Stated exercise: Output all of the entries below precisely as written.

[start Material shown]

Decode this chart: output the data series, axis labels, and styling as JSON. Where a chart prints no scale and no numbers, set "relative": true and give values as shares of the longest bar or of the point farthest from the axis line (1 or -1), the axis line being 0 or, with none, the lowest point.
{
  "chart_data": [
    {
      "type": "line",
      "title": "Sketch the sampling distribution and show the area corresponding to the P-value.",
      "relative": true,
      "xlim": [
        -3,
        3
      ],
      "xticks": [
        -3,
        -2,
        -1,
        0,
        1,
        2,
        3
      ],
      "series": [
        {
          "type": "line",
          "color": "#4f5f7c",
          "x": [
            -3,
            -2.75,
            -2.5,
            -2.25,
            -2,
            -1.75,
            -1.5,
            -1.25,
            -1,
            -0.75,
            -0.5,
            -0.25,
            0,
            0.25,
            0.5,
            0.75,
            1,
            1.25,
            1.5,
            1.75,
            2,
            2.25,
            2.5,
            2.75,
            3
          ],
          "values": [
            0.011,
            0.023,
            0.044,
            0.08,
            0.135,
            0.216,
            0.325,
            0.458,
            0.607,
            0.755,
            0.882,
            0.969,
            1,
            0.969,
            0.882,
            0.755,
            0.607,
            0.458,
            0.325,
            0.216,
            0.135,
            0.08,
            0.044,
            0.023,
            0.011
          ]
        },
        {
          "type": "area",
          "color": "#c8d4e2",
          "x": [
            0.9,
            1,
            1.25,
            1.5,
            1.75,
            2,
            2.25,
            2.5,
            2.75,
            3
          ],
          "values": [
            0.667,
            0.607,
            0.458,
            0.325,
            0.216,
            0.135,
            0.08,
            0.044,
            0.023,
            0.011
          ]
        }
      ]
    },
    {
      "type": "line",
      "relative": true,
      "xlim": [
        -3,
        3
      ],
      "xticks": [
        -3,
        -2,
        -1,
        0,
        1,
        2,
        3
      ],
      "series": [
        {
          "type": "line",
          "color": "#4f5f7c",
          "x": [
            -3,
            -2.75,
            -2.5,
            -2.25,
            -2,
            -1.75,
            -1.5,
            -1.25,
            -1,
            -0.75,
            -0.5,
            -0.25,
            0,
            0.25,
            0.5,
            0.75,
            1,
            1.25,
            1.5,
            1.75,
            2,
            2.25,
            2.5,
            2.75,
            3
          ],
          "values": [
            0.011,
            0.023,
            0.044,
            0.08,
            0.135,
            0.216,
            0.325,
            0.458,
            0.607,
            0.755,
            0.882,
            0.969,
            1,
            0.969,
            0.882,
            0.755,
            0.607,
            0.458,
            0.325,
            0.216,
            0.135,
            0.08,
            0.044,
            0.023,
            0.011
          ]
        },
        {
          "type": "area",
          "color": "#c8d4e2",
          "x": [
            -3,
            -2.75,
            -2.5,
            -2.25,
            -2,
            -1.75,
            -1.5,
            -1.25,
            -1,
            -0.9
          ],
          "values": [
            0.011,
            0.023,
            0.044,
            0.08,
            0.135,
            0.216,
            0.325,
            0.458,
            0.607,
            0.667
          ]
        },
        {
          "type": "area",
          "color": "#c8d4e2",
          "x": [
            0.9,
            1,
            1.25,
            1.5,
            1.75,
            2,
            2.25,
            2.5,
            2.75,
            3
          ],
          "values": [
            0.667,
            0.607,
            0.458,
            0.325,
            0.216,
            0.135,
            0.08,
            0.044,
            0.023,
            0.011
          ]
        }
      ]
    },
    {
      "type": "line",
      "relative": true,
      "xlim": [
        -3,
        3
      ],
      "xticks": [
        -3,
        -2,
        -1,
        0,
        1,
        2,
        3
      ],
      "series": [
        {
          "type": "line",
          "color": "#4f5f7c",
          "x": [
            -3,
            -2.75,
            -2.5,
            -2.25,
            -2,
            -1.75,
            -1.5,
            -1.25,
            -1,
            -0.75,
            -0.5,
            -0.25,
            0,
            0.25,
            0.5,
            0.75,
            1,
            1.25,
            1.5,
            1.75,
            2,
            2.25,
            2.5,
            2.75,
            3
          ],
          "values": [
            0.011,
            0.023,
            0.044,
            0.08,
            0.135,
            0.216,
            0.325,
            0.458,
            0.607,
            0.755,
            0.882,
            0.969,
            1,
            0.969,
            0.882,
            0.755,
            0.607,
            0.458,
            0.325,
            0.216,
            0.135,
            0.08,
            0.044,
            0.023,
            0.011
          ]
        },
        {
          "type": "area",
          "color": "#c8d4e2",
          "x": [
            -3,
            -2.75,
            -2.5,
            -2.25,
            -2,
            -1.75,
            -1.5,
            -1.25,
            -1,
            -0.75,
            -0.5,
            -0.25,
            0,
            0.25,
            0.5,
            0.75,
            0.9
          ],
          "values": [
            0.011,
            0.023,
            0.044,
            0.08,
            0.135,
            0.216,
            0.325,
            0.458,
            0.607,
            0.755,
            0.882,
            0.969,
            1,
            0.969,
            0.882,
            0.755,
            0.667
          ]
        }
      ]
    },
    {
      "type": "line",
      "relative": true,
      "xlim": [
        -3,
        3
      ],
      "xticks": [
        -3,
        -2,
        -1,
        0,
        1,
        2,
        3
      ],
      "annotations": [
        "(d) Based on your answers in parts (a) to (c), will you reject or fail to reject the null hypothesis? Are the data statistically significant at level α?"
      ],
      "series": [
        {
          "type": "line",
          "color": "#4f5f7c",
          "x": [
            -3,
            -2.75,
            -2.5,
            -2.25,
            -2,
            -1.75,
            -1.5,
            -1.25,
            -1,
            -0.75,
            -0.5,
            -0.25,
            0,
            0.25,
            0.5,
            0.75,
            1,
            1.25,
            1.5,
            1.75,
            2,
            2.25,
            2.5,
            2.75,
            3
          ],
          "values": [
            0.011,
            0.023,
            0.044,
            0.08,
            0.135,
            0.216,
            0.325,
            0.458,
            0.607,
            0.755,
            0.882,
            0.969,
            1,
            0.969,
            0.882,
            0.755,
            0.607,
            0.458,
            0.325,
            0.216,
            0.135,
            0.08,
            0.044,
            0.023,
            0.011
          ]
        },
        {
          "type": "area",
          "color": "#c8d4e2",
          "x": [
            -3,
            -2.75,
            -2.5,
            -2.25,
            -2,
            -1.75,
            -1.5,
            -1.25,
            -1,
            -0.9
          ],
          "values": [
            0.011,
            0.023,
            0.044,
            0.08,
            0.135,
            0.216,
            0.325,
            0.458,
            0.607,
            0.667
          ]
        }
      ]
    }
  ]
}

[end Material shown]

Output of the exercise:
Decode this chart: output the data series, axis labels, and styling as JSON. Where a chart prints no scale and no numbers, set "relative": true and give values as shares of the longest bar or of the point farthest from the axis line (1 or -1), the axis line being 0 or, with none, the lowest point.
{
  "chart_data": [
    {
      "type": "line",
      "title": "Sketch the sampling distribution and show the area corresponding to the P-value.",
      "relative": true,
      "xlim": [
        -3,
        3
      ],
      "xticks": [
        -3,
        -2,
        -1,
        0,
        1,
        2,
        3
      ],
      "series": [
        {
          "type": "line",
          "color": "#4f5f7c",
          "x": [
            -3,
            -2.75,
            -2.5,
            -2.25,
            -2,
            -1.75,
            -1.5,
            -1.25,
            -1,
            -0.75,
            -0.5,
            -0.25,
            0,
            0.25,
            0.5,
            0.75,
            1,
            1.25,
            1.5,
            1.75,
            2,
            2.25,
            2.5,
            2.75,
            3
          ],
          "values": [
            0.011,
            0.023,
            0.044,
            0.08,
            0.135,
            0.216,
            0.325,
            0.458,
            0.607,
            0.755,
            0.882,
            0.969,
            1,
            0.969,
            0.882,
            0.755,
            0.607,
            0.458,
            0.325,
            0.216,
            0.135,
            0.08,
            0.044,
            0.023,
            0.011
          ]
        },
        {
          "type": "area",
          "color": "#c8d4e2",
          "x": [
            0.9,
            1,
            1.25,
            1.5,
            1.75,
            2,
            2.25,
            2.5,
            2.75,
            3
          ],
          "values": [
            0.667,
            0.607,
            0.458,
            0.325,
            0.216,
            0.135,
            0.08,
            0.044,
            0.023,
            0.011
          ]
        }
      ]
    },
    {
      "type": "line",
      "relative": true,
      "xlim": [
        -3,
        3
      ],
      "xticks": [
        -3,
        -2,
        -1,
        0,
        1,
        2,
        3
      ],
      "series": [
        {
          "type": "line",
          "color": "#4f5f7c",
          "x": [
            -3,
            -2.75,
            -2.5,
            -2.25,
            -2,
            -1.75,
            -1.5,
            -1.25,
            -1,
            -0.75,
            -0.5,
            -0.25,
            0,
            0.25,
            0.5,
            0.75,
            1,
            1.25,
            1.5,
            1.75,
            2,
            2.25,
            2.5,
            2.75,
            3
          ],
          "values": [
            0.011,
            0.023,
            0.044,
            0.08,
            0.135,
            0.216,
            0.325,
            0.458,
            0.607,
            0.755,
            0.882,
            0.969,
            1,
            0.969,
            0.882,
            0.755,
            0.607,
            0.458,
            0.325,
            0.216,
            0.135,
            0.08,
            0.044,
            0.023,
            0.011
          ]
        },
        {
          "type": "area",
          "color": "#c8d4e2",
          "x": [
            -3,
            -2.75,
            -2.5,
            -2.25,
            -2,
            -1.75,
            -1.5,
            -1.25,
            -1,
            -0.9
          ],
          "values": [
            0.011,
            0.023,
            0.044,
            0.08,
            0.135,
            0.216,
            0.325,
            0.458,
            0.607,
            0.667
          ]
        },
        {
          "type": "area",
          "color": "#c8d4e2",
          "x": [
            0.9,
            1,
            1.25,
            1.5,
            1.75,
            2,
            2.25,
            2.5,
            2.75,
            3
          ],
          "values": [
            0.667,
            0.607,
            0.458,
            0.325,
            0.216,
            0.135,
            0.08,
            0.044,
            0.023,
            0.011
          ]
        }
      ]
    },
    {
      "type": "line",
      "relative": true,
      "xlim": [
        -3,
        3
      ],
      "xticks": [
        -3,
        -2,
        -1,
        0,
        1,
        2,
        3
      ],
      "series": [
        {
          "type": "line",
          "color": "#4f5f7c",
          "x": [
            -3,
            -2.75,
            -2.5,
            -2.25,
            -2,
            -1.75,
            -1.5,
            -1.25,
            -1,
            -0.75,
            -0.5,
            -0.25,
            0,
            0.25,
            0.5,
            0.75,
            1,
            1.25,
            1.5,
            1.75,
            2,
            2.25,
            2.5,
            2.75,
            3
          ],
          "values": [
            0.011,
            0.023,
            0.044,
            0.08,
            0.135,
            0.216,
            0.325,
            0.458,
            0.607,
            0.755,
            0.882,
            0.969,
            1,
            0.969,
            0.882,
            0.755,
            0.607,
            0.458,
            0.325,
            0.216,
            0.135,
            0.08,
            0.044,
            0.023,
            0.011
          ]
        },
        {
          "type": "area",
          "color": "#c8d4e2",
          "x": [
            -3,
            -2.75,
            -2.5,
            -2.25,
            -2,
            -1.75,
            -1.5,
            -1.25,
            -1,
            -0.75,
            -0.5,
            -0.25,
            0,
            0.25,
            0.5,
            0.75,
            0.9
          ],
          "values": [
            0.011,
            0.023,
            0.044,
            0.08,
            0.135,
            0.216,
            0.325,
            0.458,
            0.607,
            0.755,
            0.882,
            0.969,
            1,
            0.969,
            0.882,
            0.755,
            0.667
          ]
        }
      ]
    },
    {
      "type": "line",
      "relative": true,
      "xlim": [
        -3,
        3
      ],
      "xticks": [
        -3,
        -2,
        -1,
        0,
        1,
        2,
        3
      ],
      "annotations": [
        "(d) Based on your answers in parts (a) to (c), will you reject or fail to reject the null hypothesis? Are the data statistically significant at level α?"
      ],
      "series": [
        {
          "type": "line",
          "color": "#4f5f7c",
          "x": [
            -3,
            -2.75,
            -2.5,
            -2.25,
            -2,
            -1.75,
            -1.5,
            -1.25,
            -1,
            -0.75,
            -0.5,
            -0.25,
            0,
            0.25,
            0.5,
            0.75,
            1,
            1.25,
            1.5,
            1.75,
            2,
            2.25,
            2.5,
            2.75,
            3
          ],
          "values": [
            0.011,
            0.023,
            0.044,
            0.08,
            0.135,
            0.216,
            0.325,
            0.458,
            0.607,
            0.755,
            0.882,
            0.969,
            1,
            0.969,
            0.882,
            0.755,
            0.607,
            0.458,
            0.325,
            0.216,
            0.135,
            0.08,
            0.044,
            0.023,
            0.011
          ]
        },
        {
          "type": "area",
          "color": "#c8d4e2",
          "x": [
            -3,
            -2.75,
            -2.5,
            -2.25,
            -2,
            -1.75,
            -1.5,
            -1.25,
            -1,
            -0.9
          ],
          "values": [
            0.011,
            0.023,
            0.044,
            0.08,
            0.135,
            0.216,
            0.325,
            0.458,
            0.607,
            0.667
          ]
        }
      ]
    }
  ]
}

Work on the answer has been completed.